- Material provided

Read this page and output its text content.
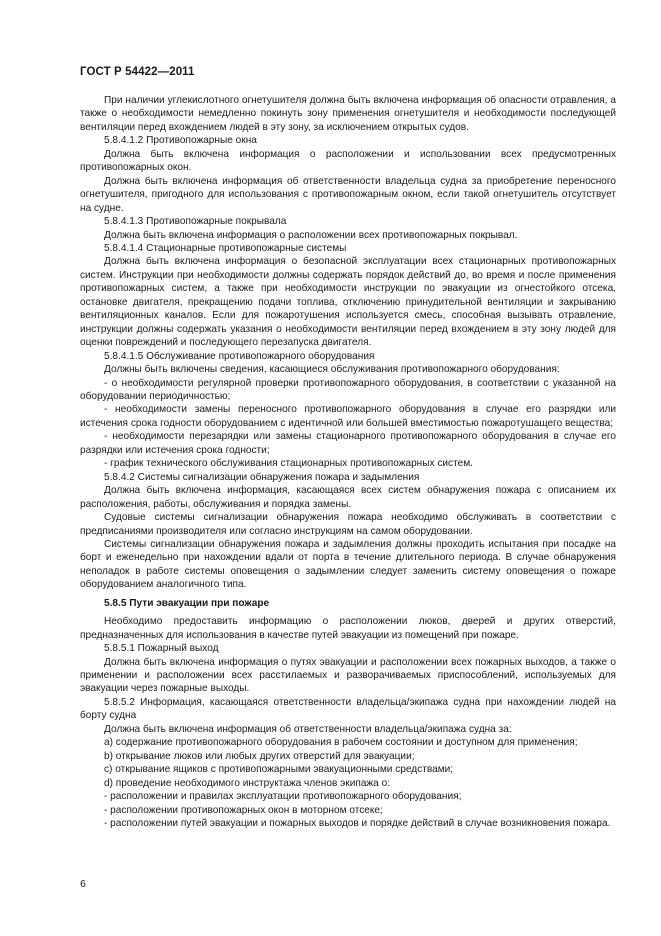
ГОСТ Р 54422—2011

При наличии углекислотного огнетушителя должна быть включена информация об опасности отравления, а также о необходимости немедленно покинуть зону применения огнетушителя и необходимости последующей вентиляции перед вхождением людей в эту зону, за исключением открытых судов.

5.8.4.1.2 Противопожарные окна

Должна быть включена информация о расположении и использовании всех предусмотренных противопожарных окон.

Должна быть включена информация об ответственности владельца судна за приобретение переносного огнетушителя, пригодного для использования с противопожарным окном, если такой огнетушитель отсутствует на судне.

5.8.4.1.3 Противопожарные покрывала

Должна быть включена информация о расположении всех противопожарных покрывал.

5.8.4.1.4 Стационарные противопожарные системы

Должна быть включена информация о безопасной эксплуатации всех стационарных противопожарных систем. Инструкции при необходимости должны содержать порядок действий до, во время и после применения противопожарных систем, а также при необходимости инструкции по эвакуации из огнестойкого отсека, остановке двигателя, прекращению подачи топлива, отключению принудительной вентиляции и закрыванию вентиляционных каналов. Если для пожаротушения используется смесь, способная вызывать отравление, инструкции должны содержать указания о необходимости вентиляции перед вхождением в эту зону людей для оценки повреждений и последующего перезапуска двигателя.

5.8.4.1.5 Обслуживание противопожарного оборудования

Должны быть включены сведения, касающиеся обслуживания противопожарного оборудования:

- о необходимости регулярной проверки противопожарного оборудования, в соответствии с указанной на оборудовании периодичностью;

- необходимости замены переносного противопожарного оборудования в случае его разрядки или истечения срока годности оборудованием с идентичной или большей вместимостью пожаротушащего вещества;

- необходимости перезарядки или замены стационарного противопожарного оборудования в случае его разрядки или истечения срока годности;

- график технического обслуживания стационарных противопожарных систем.

5.8.4.2 Системы сигнализации обнаружения пожара и задымления

Должна быть включена информация, касающаяся всех систем обнаружения пожара с описанием их расположения, работы, обслуживания и порядка замены.

Судовые системы сигнализации обнаружения пожара необходимо обслуживать в соответствии с предписаниями производителя или согласно инструкциям на самом оборудовании.

Системы сигнализации обнаружения пожара и задымления должны проходить испытания при посадке на борт и еженедельно при нахождении вдали от порта в течение длительного периода. В случае обнаружения неполадок в работе системы оповещения о задымлении следует заменить систему оповещения о пожаре оборудованием аналогичного типа.

5.8.5 Пути эвакуации при пожаре

Необходимо предоставить информацию о расположении люков, дверей и других отверстий, предназначенных для использования в качестве путей эвакуации из помещений при пожаре.

5.8.5.1 Пожарный выход

Должна быть включена информация о путях эвакуации и расположении всех пожарных выходов, а также о применении и расположении всех расстилаемых и разворачиваемых приспособлений, используемых для эвакуации через пожарные выходы.

5.8.5.2 Информация, касающаяся ответственности владельца/экипажа судна при нахождении людей на борту судна

Должна быть включена информация об ответственности владельца/экипажа судна за:

a) содержание противопожарного оборудования в рабочем состоянии и доступном для применения;

b) открывание люков или любых других отверстий для эвакуации;

c) открывание ящиков с противопожарными эвакуационными средствами;

d) проведение необходимого инструктажа членов экипажа о:

- расположении и правилах эксплуатации противопожарного оборудования;

- расположении противопожарных окон в моторном отсеке;

- расположении путей эвакуации и пожарных выходов и порядке действий в случае возникновения пожара.

6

- Given instruction
Return every line holding the word "истечения" from the records.

- The answer
- необходимости замены переносного противопожарного оборудования в случае его разрядки или истечения срока годности оборудованием с идентичной или большей вместимостью пожаротушащего вещества;
- необходимости перезарядки или замены стационарного противопожарного оборудования в случае его разрядки или истечения срока годности;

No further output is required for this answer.